Copy out every line that contains the word "from".

## START MATERIALS PROVIDED

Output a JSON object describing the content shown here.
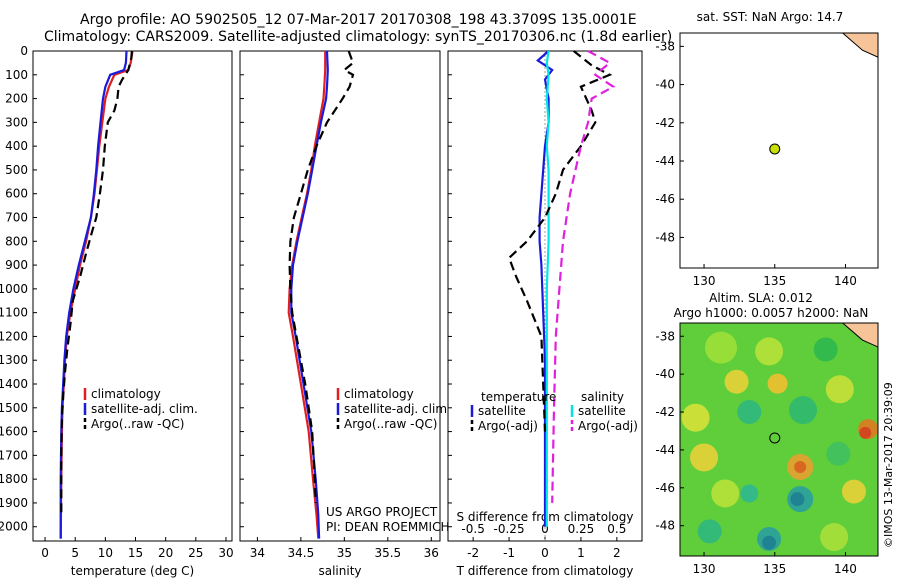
{
  "header": {
    "line1": "Argo profile: AO 5902505_12 07-Mar-2017 20170308_198 43.3709S 135.0001E",
    "line2": "Climatology: CARS2009. Satellite-adjusted climatology: synTS_20170306.nc (1.8d earlier)"
  },
  "side_label": "©IMOS 13-Mar-2017 20:39:09",
  "colors": {
    "clim": "#e02020",
    "sat": "#1a1adc",
    "argo": "#000000",
    "sat_s": "#00e5e5",
    "argo_s": "#e020e0",
    "land": "#f7c49a",
    "float_marker": "#c8e000"
  },
  "chart_data": [
    {
      "type": "line",
      "panel": "temperature",
      "xlabel": "temperature (deg C)",
      "xlim": [
        -2,
        31
      ],
      "xticks": [
        0,
        5,
        10,
        15,
        20,
        25,
        30
      ],
      "ylim": [
        0,
        2060
      ],
      "yticks": [
        0,
        100,
        200,
        300,
        400,
        500,
        600,
        700,
        800,
        900,
        1000,
        1100,
        1200,
        1300,
        1400,
        1500,
        1600,
        1700,
        1800,
        1900,
        2000
      ],
      "legend": [
        "climatology",
        "satellite-adj. clim.",
        "Argo(..raw -QC)"
      ],
      "series": [
        {
          "name": "climatology",
          "style": "solid",
          "color": "#e02020",
          "x": [
            14.5,
            14.2,
            13.8,
            11.5,
            10.6,
            10.0,
            9.5,
            9.0,
            8.6,
            8.2,
            7.6,
            6.8,
            5.8,
            5.0,
            4.2,
            3.6,
            3.3,
            3.1,
            2.9,
            2.8,
            2.7,
            2.6
          ],
          "y": [
            0,
            50,
            80,
            100,
            150,
            200,
            300,
            400,
            500,
            600,
            700,
            800,
            900,
            1000,
            1100,
            1200,
            1300,
            1400,
            1500,
            1600,
            1800,
            2050
          ]
        },
        {
          "name": "satellite-adj. clim.",
          "style": "solid",
          "color": "#1a1adc",
          "x": [
            13.5,
            13.4,
            13.1,
            10.8,
            10.0,
            9.6,
            9.2,
            8.8,
            8.5,
            8.1,
            7.6,
            6.6,
            5.6,
            4.7,
            4.0,
            3.5,
            3.2,
            3.0,
            2.8,
            2.7,
            2.6,
            2.6
          ],
          "y": [
            0,
            50,
            80,
            100,
            150,
            200,
            300,
            400,
            500,
            600,
            700,
            800,
            900,
            1000,
            1100,
            1200,
            1300,
            1400,
            1500,
            1600,
            1800,
            2050
          ]
        },
        {
          "name": "Argo(..raw -QC)",
          "style": "dash",
          "color": "#000000",
          "x": [
            14.4,
            14.3,
            13.8,
            12.8,
            12.2,
            12.0,
            11.5,
            10.4,
            9.9,
            9.6,
            9.1,
            8.5,
            7.9,
            6.8,
            5.8,
            4.6,
            4.2,
            3.7,
            3.3,
            3.0,
            2.8,
            2.7,
            2.7
          ],
          "y": [
            0,
            30,
            80,
            120,
            150,
            200,
            250,
            300,
            400,
            500,
            600,
            700,
            750,
            850,
            950,
            1050,
            1150,
            1250,
            1350,
            1450,
            1550,
            1700,
            1950
          ]
        }
      ]
    },
    {
      "type": "line",
      "panel": "salinity",
      "xlabel": "salinity",
      "xlim": [
        33.8,
        36.1
      ],
      "xticks": [
        34,
        34.5,
        35,
        35.5,
        36
      ],
      "ylim": [
        0,
        2060
      ],
      "legend": [
        "climatology",
        "satellite-adj. clim.",
        "Argo(..raw -QC)"
      ],
      "annotations": [
        "US ARGO PROJECT",
        "PI: DEAN ROEMMICH"
      ],
      "series": [
        {
          "name": "climatology",
          "color": "#e02020",
          "x": [
            34.78,
            34.78,
            34.77,
            34.76,
            34.71,
            34.66,
            34.62,
            34.57,
            34.51,
            34.45,
            34.4,
            34.37,
            34.36,
            34.41,
            34.5,
            34.59,
            34.64,
            34.68,
            34.7
          ],
          "y": [
            0,
            80,
            150,
            200,
            300,
            400,
            500,
            600,
            700,
            800,
            900,
            1000,
            1100,
            1200,
            1400,
            1600,
            1800,
            1950,
            2050
          ]
        },
        {
          "name": "satellite-adj. clim.",
          "color": "#1a1adc",
          "x": [
            34.8,
            34.81,
            34.8,
            34.79,
            34.73,
            34.68,
            34.63,
            34.58,
            34.52,
            34.46,
            34.41,
            34.39,
            34.39,
            34.44,
            34.53,
            34.62,
            34.67,
            34.7,
            34.71
          ],
          "y": [
            0,
            80,
            150,
            200,
            300,
            400,
            500,
            600,
            700,
            800,
            900,
            1000,
            1100,
            1200,
            1400,
            1600,
            1800,
            1950,
            2050
          ]
        },
        {
          "name": "Argo(..raw -QC)",
          "color": "#000000",
          "x": [
            35.05,
            35.1,
            35.0,
            35.1,
            35.06,
            34.98,
            34.8,
            34.68,
            34.58,
            34.5,
            34.42,
            34.38,
            34.37,
            34.38,
            34.4,
            34.45,
            34.55,
            34.63,
            34.66,
            34.67
          ],
          "y": [
            0,
            50,
            80,
            100,
            150,
            200,
            300,
            400,
            500,
            600,
            700,
            800,
            900,
            1000,
            1100,
            1200,
            1400,
            1600,
            1800,
            1900
          ]
        }
      ]
    },
    {
      "type": "line",
      "panel": "difference",
      "xlabel": "T difference from climatology",
      "xlabel_top": "S difference from climatology",
      "xlim": [
        -2.7,
        2.7
      ],
      "xticks": [
        -2,
        -1,
        0,
        1,
        2
      ],
      "xticks_top_labels": [
        "-0.5",
        "-0.25",
        "0",
        "0.25",
        "0.5"
      ],
      "ylim": [
        0,
        2060
      ],
      "legend_headers": [
        "temperature",
        "salinity"
      ],
      "legend": [
        "satellite",
        "Argo(-adj)",
        "satellite",
        "Argo(-adj)"
      ],
      "series": [
        {
          "name": "satellite",
          "quantity": "temperature",
          "color": "#1a1adc",
          "x": [
            0.1,
            -0.2,
            0.2,
            0.0,
            0.1,
            0.1,
            0.0,
            -0.05,
            -0.1,
            -0.15,
            -0.15,
            -0.1,
            -0.05,
            0.0,
            0.0,
            0.0
          ],
          "y": [
            0,
            40,
            80,
            120,
            200,
            300,
            400,
            500,
            600,
            700,
            800,
            900,
            1100,
            1300,
            1600,
            2000
          ]
        },
        {
          "name": "satellite",
          "quantity": "salinity",
          "color": "#00e5e5",
          "x": [
            0.1,
            0.05,
            0.1,
            0.05,
            0.1,
            0.05,
            0.1,
            0.1,
            0.1,
            0.05,
            0.05,
            0.05,
            0.05,
            0.05
          ],
          "y": [
            0,
            50,
            100,
            200,
            300,
            400,
            500,
            600,
            800,
            1000,
            1200,
            1400,
            1700,
            2000
          ]
        },
        {
          "name": "Argo(-adj)",
          "quantity": "temperature",
          "color": "#000000",
          "x": [
            0.8,
            1.3,
            1.8,
            1.0,
            1.3,
            1.4,
            1.0,
            0.5,
            0.3,
            0.0,
            -0.5,
            -1.0,
            -0.8,
            -0.5,
            -0.1,
            0.0
          ],
          "y": [
            0,
            60,
            100,
            150,
            250,
            300,
            400,
            500,
            600,
            700,
            800,
            870,
            950,
            1050,
            1200,
            1600
          ]
        },
        {
          "name": "Argo(-adj)",
          "quantity": "salinity",
          "color": "#e020e0",
          "x": [
            1.2,
            1.8,
            1.4,
            1.9,
            1.3,
            1.2,
            1.0,
            0.7,
            0.5,
            0.4,
            0.3,
            0.25,
            0.2
          ],
          "y": [
            0,
            50,
            100,
            150,
            200,
            300,
            400,
            600,
            800,
            1000,
            1200,
            1500,
            1900
          ]
        }
      ]
    },
    {
      "type": "scatter",
      "panel": "sst-map",
      "title": "sat. SST: NaN Argo: 14.7",
      "xlim": [
        128.3,
        142.3
      ],
      "ylim": [
        -49.6,
        -37.3
      ],
      "xticks": [
        130,
        135,
        140
      ],
      "yticks": [
        -38,
        -40,
        -42,
        -44,
        -46,
        -48
      ],
      "point": {
        "x": 135.0,
        "y": -43.37
      }
    },
    {
      "type": "heatmap",
      "panel": "sla-map",
      "title_lines": [
        "Altim. SLA: 0.012",
        "Argo h1000: 0.0057 h2000: NaN"
      ],
      "xlim": [
        128.3,
        142.3
      ],
      "ylim": [
        -49.6,
        -37.3
      ],
      "xticks": [
        130,
        135,
        140
      ],
      "yticks": [
        -38,
        -40,
        -42,
        -44,
        -46,
        -48
      ],
      "point": {
        "x": 135.0,
        "y": -43.37
      }
    }
  ]
}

## END MATERIALS PROVIDED

▶ SOLVED EXERCISE:
      "xlabel": "T difference from climatology",
      "xlabel_top": "S difference from climatology",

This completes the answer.